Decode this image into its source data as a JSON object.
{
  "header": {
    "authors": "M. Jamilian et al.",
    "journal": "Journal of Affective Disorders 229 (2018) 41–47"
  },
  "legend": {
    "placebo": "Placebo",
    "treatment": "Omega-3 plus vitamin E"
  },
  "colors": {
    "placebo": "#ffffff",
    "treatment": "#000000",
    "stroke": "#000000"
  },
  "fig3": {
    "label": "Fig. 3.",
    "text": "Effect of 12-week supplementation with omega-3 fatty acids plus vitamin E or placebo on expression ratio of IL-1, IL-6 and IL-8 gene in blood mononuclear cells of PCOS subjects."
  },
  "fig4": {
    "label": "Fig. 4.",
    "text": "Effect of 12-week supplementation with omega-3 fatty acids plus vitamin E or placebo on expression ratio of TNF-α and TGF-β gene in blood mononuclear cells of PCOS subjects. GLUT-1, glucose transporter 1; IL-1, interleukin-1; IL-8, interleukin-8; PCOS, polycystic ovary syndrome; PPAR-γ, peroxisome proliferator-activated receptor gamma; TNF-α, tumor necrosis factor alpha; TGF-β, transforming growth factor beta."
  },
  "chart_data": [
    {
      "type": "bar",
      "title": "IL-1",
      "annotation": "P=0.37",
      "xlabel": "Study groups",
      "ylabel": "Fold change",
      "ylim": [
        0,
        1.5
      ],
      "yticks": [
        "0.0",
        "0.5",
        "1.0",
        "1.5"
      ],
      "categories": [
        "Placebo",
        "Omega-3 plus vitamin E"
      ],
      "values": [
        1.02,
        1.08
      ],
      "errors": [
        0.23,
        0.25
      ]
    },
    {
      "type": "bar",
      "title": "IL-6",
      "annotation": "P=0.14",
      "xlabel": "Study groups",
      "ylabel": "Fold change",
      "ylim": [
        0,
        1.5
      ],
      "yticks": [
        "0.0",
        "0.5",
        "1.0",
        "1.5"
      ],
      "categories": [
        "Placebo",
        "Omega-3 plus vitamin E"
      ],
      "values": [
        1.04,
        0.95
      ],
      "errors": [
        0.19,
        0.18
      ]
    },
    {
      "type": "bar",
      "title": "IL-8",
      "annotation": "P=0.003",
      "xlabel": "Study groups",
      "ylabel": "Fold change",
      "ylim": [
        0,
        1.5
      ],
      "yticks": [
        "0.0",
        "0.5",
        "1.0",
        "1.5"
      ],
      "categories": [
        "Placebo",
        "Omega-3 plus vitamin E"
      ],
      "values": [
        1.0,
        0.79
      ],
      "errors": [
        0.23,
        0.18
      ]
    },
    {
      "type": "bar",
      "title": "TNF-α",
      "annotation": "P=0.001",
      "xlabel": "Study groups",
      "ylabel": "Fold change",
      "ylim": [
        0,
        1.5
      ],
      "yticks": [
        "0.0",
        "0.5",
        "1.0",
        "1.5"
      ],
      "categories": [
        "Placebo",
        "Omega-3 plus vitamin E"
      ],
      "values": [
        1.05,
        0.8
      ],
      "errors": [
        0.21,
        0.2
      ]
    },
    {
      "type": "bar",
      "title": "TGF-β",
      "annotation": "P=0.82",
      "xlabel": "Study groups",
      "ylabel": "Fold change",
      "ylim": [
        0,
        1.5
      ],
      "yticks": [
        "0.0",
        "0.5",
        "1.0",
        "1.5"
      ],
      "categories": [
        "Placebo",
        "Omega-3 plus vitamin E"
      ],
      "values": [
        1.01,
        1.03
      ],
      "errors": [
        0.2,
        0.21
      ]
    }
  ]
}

DIRECTIONS FOR THIS TASK: Your answer should be each line from the entries that includes the string "text".

COMPLETED EXERCISE:
    "text": "Effect of 12-week supplementation with omega-3 fatty acids plus vitamin E or placebo on expression ratio of IL-1, IL-6 and IL-8 gene in blood mononuclear cells of PCOS subjects."
    "text": "Effect of 12-week supplementation with omega-3 fatty acids plus vitamin E or placebo on expression ratio of TNF-α and TGF-β gene in blood mononuclear cells of PCOS subjects. GLUT-1, glucose transporter 1; IL-1, interleukin-1; IL-8, interleukin-8; PCOS, polycystic ovary syndrome; PPAR-γ, peroxisome proliferator-activated receptor gamma; TNF-α, tumor necrosis factor alpha; TGF-β, transforming growth factor beta."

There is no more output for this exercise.